# GIVEN TASK
Gather, from the data below, each line in which the word "icon" occurs.

# SUPPLIED RECORDS
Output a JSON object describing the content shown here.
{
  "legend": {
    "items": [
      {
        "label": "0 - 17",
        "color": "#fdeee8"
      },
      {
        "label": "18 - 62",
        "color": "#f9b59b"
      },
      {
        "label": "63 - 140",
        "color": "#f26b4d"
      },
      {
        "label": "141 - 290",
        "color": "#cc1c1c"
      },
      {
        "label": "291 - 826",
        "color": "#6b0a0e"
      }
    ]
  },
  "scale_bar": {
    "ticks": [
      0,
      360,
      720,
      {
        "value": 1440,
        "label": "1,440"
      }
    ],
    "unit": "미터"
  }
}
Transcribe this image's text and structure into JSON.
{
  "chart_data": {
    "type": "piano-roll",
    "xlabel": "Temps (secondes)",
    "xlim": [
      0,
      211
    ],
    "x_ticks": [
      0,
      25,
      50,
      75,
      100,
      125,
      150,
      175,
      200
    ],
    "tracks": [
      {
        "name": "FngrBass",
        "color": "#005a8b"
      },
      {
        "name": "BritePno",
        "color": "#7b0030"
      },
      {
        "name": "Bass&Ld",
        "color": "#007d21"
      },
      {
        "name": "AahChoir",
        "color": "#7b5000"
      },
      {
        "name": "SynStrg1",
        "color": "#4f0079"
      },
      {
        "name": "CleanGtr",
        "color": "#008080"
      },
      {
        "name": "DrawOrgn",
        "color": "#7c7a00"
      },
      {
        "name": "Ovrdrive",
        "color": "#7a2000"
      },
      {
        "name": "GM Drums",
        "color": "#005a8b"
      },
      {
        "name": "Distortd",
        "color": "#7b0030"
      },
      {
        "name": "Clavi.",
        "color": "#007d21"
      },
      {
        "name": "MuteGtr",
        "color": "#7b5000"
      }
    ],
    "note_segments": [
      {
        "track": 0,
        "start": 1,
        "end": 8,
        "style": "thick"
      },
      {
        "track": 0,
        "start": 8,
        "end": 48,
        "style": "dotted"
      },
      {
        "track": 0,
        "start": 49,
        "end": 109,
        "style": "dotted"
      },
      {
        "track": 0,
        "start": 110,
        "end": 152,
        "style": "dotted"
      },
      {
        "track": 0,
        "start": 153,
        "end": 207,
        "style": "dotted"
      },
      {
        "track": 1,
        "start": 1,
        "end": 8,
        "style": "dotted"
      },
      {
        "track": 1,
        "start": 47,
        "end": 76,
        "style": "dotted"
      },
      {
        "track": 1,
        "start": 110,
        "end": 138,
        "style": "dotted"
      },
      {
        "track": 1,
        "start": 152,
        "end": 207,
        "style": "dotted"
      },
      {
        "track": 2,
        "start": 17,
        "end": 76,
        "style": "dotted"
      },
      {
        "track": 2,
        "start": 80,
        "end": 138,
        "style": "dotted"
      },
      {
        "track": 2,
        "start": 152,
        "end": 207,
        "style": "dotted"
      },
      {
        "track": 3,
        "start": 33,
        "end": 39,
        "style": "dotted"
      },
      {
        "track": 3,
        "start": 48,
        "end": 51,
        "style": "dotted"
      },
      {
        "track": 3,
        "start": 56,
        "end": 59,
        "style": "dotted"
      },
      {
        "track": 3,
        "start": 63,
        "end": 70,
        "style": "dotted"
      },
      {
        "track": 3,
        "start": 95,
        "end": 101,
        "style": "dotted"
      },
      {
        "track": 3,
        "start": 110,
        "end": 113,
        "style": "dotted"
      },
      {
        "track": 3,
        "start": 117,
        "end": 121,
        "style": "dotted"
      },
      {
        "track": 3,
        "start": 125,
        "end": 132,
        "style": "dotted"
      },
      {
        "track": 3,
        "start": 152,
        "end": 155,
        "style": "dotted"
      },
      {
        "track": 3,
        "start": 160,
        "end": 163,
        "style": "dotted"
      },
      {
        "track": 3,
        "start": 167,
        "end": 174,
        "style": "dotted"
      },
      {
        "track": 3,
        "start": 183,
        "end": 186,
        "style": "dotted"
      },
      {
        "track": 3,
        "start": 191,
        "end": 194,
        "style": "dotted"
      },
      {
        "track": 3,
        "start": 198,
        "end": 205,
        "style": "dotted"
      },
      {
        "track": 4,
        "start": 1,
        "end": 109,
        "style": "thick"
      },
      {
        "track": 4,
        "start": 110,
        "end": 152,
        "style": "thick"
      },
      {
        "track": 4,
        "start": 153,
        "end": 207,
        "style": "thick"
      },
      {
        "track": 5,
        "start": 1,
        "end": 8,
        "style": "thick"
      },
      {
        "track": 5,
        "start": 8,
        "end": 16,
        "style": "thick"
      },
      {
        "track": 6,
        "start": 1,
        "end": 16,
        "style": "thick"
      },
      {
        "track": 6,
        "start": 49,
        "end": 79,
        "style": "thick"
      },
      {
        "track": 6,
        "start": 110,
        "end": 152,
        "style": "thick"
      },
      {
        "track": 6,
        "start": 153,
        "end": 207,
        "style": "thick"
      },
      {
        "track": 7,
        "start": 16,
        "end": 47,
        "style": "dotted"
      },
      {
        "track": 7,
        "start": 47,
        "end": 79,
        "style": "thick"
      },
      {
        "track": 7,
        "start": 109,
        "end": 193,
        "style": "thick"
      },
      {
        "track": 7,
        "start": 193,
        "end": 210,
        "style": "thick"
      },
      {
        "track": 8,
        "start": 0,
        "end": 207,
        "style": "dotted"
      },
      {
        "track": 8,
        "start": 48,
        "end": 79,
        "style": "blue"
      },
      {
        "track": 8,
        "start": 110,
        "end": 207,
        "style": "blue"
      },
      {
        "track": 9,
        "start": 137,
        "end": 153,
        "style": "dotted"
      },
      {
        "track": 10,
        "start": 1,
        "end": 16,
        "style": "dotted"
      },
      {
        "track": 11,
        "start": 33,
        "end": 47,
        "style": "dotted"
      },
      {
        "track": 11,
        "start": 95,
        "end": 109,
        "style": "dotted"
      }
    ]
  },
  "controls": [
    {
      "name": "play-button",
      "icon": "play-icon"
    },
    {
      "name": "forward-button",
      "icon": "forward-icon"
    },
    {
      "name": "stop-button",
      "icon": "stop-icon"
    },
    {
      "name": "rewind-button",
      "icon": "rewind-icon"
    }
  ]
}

# RESPONSE TO THE EXERCISE
      "icon": "play-icon"
      "icon": "forward-icon"
      "icon": "stop-icon"
      "icon": "rewind-icon"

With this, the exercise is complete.